#### Written instruction:
Without the pictures, write out all the lines below exactly as they appear.
start
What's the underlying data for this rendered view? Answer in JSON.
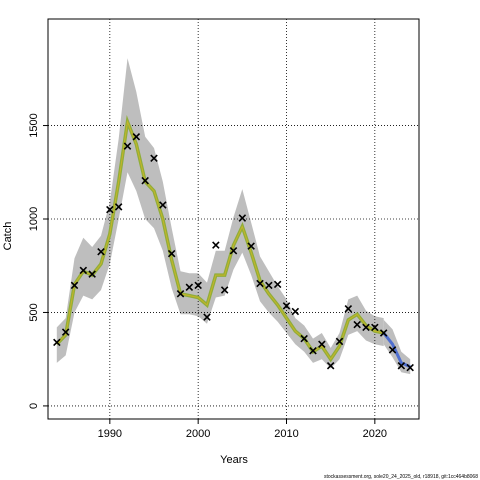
{
  "chart_data": {
    "type": "line",
    "xlabel": "Years",
    "ylabel": "Catch",
    "xlim": [
      1983,
      2025
    ],
    "ylim": [
      -70,
      2070
    ],
    "x_ticks": [
      1990,
      2000,
      2010,
      2020
    ],
    "y_ticks": [
      0,
      500,
      1000,
      1500
    ],
    "grid": true,
    "footer": "stockassessment.org, sole20_24_2025_old, r18918, git:1cc464b8068",
    "colors": {
      "band": "#bebebe",
      "fit": "#8fae3a",
      "fit_center": "#c8b428",
      "forecast": "#4f6fd0",
      "observed": "#000000"
    },
    "fit": {
      "x": [
        1984,
        1985,
        1986,
        1987,
        1988,
        1989,
        1990,
        1991,
        1992,
        1993,
        1994,
        1995,
        1996,
        1997,
        1998,
        1999,
        2000,
        2001,
        2002,
        2003,
        2004,
        2005,
        2006,
        2007,
        2008,
        2009,
        2010,
        2011,
        2012,
        2013,
        2014,
        2015,
        2016,
        2017,
        2018,
        2019,
        2020,
        2021
      ],
      "y": [
        330,
        380,
        650,
        720,
        700,
        760,
        920,
        1200,
        1520,
        1400,
        1200,
        1150,
        1000,
        780,
        600,
        590,
        580,
        540,
        700,
        700,
        860,
        960,
        820,
        670,
        600,
        540,
        470,
        400,
        360,
        290,
        320,
        250,
        320,
        460,
        490,
        430,
        400,
        390
      ],
      "lower": [
        230,
        270,
        500,
        590,
        570,
        620,
        760,
        1000,
        1250,
        1150,
        1000,
        950,
        830,
        630,
        490,
        490,
        480,
        440,
        580,
        590,
        730,
        820,
        700,
        560,
        500,
        450,
        390,
        330,
        290,
        230,
        250,
        200,
        250,
        380,
        400,
        350,
        330,
        320
      ],
      "upper": [
        420,
        470,
        790,
        900,
        850,
        910,
        1090,
        1430,
        1860,
        1680,
        1440,
        1380,
        1200,
        950,
        720,
        710,
        710,
        660,
        830,
        830,
        1010,
        1160,
        980,
        800,
        720,
        640,
        570,
        470,
        430,
        360,
        390,
        310,
        390,
        570,
        590,
        510,
        480,
        470
      ]
    },
    "forecast": {
      "x": [
        2021,
        2022,
        2023,
        2024
      ],
      "y": [
        390,
        330,
        230,
        210
      ],
      "lower": [
        330,
        260,
        180,
        170
      ],
      "upper": [
        460,
        410,
        290,
        250
      ]
    },
    "observed": {
      "x": [
        1984,
        1985,
        1986,
        1987,
        1988,
        1989,
        1990,
        1991,
        1992,
        1993,
        1994,
        1995,
        1996,
        1997,
        1998,
        1999,
        2000,
        2001,
        2002,
        2003,
        2004,
        2005,
        2006,
        2007,
        2008,
        2009,
        2010,
        2011,
        2012,
        2013,
        2014,
        2015,
        2016,
        2017,
        2018,
        2019,
        2020,
        2021,
        2022,
        2023,
        2024
      ],
      "y": [
        340,
        395,
        645,
        725,
        705,
        825,
        1050,
        1065,
        1390,
        1440,
        1205,
        1325,
        1075,
        815,
        600,
        635,
        645,
        475,
        860,
        620,
        830,
        1005,
        855,
        655,
        645,
        650,
        535,
        505,
        360,
        295,
        330,
        215,
        345,
        520,
        435,
        420,
        420,
        390,
        300,
        215,
        205
      ]
    }
  }
}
end
#### Exercise answer:
What's the underlying data for this rendered view? Answer in JSON.
{
  "chart_data": {
    "type": "line",
    "xlabel": "Years",
    "ylabel": "Catch",
    "xlim": [
      1983,
      2025
    ],
    "ylim": [
      -70,
      2070
    ],
    "x_ticks": [
      1990,
      2000,
      2010,
      2020
    ],
    "y_ticks": [
      0,
      500,
      1000,
      1500
    ],
    "grid": true,
    "footer": "stockassessment.org, sole20_24_2025_old, r18918, git:1cc464b8068",
    "colors": {
      "band": "#bebebe",
      "fit": "#8fae3a",
      "fit_center": "#c8b428",
      "forecast": "#4f6fd0",
      "observed": "#000000"
    },
    "fit": {
      "x": [
        1984,
        1985,
        1986,
        1987,
        1988,
        1989,
        1990,
        1991,
        1992,
        1993,
        1994,
        1995,
        1996,
        1997,
        1998,
        1999,
        2000,
        2001,
        2002,
        2003,
        2004,
        2005,
        2006,
        2007,
        2008,
        2009,
        2010,
        2011,
        2012,
        2013,
        2014,
        2015,
        2016,
        2017,
        2018,
        2019,
        2020,
        2021
      ],
      "y": [
        330,
        380,
        650,
        720,
        700,
        760,
        920,
        1200,
        1520,
        1400,
        1200,
        1150,
        1000,
        780,
        600,
        590,
        580,
        540,
        700,
        700,
        860,
        960,
        820,
        670,
        600,
        540,
        470,
        400,
        360,
        290,
        320,
        250,
        320,
        460,
        490,
        430,
        400,
        390
      ],
      "lower": [
        230,
        270,
        500,
        590,
        570,
        620,
        760,
        1000,
        1250,
        1150,
        1000,
        950,
        830,
        630,
        490,
        490,
        480,
        440,
        580,
        590,
        730,
        820,
        700,
        560,
        500,
        450,
        390,
        330,
        290,
        230,
        250,
        200,
        250,
        380,
        400,
        350,
        330,
        320
      ],
      "upper": [
        420,
        470,
        790,
        900,
        850,
        910,
        1090,
        1430,
        1860,
        1680,
        1440,
        1380,
        1200,
        950,
        720,
        710,
        710,
        660,
        830,
        830,
        1010,
        1160,
        980,
        800,
        720,
        640,
        570,
        470,
        430,
        360,
        390,
        310,
        390,
        570,
        590,
        510,
        480,
        470
      ]
    },
    "forecast": {
      "x": [
        2021,
        2022,
        2023,
        2024
      ],
      "y": [
        390,
        330,
        230,
        210
      ],
      "lower": [
        330,
        260,
        180,
        170
      ],
      "upper": [
        460,
        410,
        290,
        250
      ]
    },
    "observed": {
      "x": [
        1984,
        1985,
        1986,
        1987,
        1988,
        1989,
        1990,
        1991,
        1992,
        1993,
        1994,
        1995,
        1996,
        1997,
        1998,
        1999,
        2000,
        2001,
        2002,
        2003,
        2004,
        2005,
        2006,
        2007,
        2008,
        2009,
        2010,
        2011,
        2012,
        2013,
        2014,
        2015,
        2016,
        2017,
        2018,
        2019,
        2020,
        2021,
        2022,
        2023,
        2024
      ],
      "y": [
        340,
        395,
        645,
        725,
        705,
        825,
        1050,
        1065,
        1390,
        1440,
        1205,
        1325,
        1075,
        815,
        600,
        635,
        645,
        475,
        860,
        620,
        830,
        1005,
        855,
        655,
        645,
        650,
        535,
        505,
        360,
        295,
        330,
        215,
        345,
        520,
        435,
        420,
        420,
        390,
        300,
        215,
        205
      ]
    }
  }
}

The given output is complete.